> **Given task**
Give the number of lines in this listing that contain "label", with no other words.

____ Material supplied

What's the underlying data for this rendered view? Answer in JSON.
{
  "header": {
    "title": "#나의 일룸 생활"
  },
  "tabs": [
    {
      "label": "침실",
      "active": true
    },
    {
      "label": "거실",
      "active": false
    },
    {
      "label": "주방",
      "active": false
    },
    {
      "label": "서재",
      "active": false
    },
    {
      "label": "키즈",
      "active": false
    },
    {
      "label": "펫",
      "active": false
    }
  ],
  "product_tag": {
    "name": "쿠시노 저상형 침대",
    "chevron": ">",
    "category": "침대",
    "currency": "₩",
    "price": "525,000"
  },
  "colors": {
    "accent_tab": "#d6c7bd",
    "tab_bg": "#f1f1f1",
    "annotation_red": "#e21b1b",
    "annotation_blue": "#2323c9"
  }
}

________

> **Result of the task**
6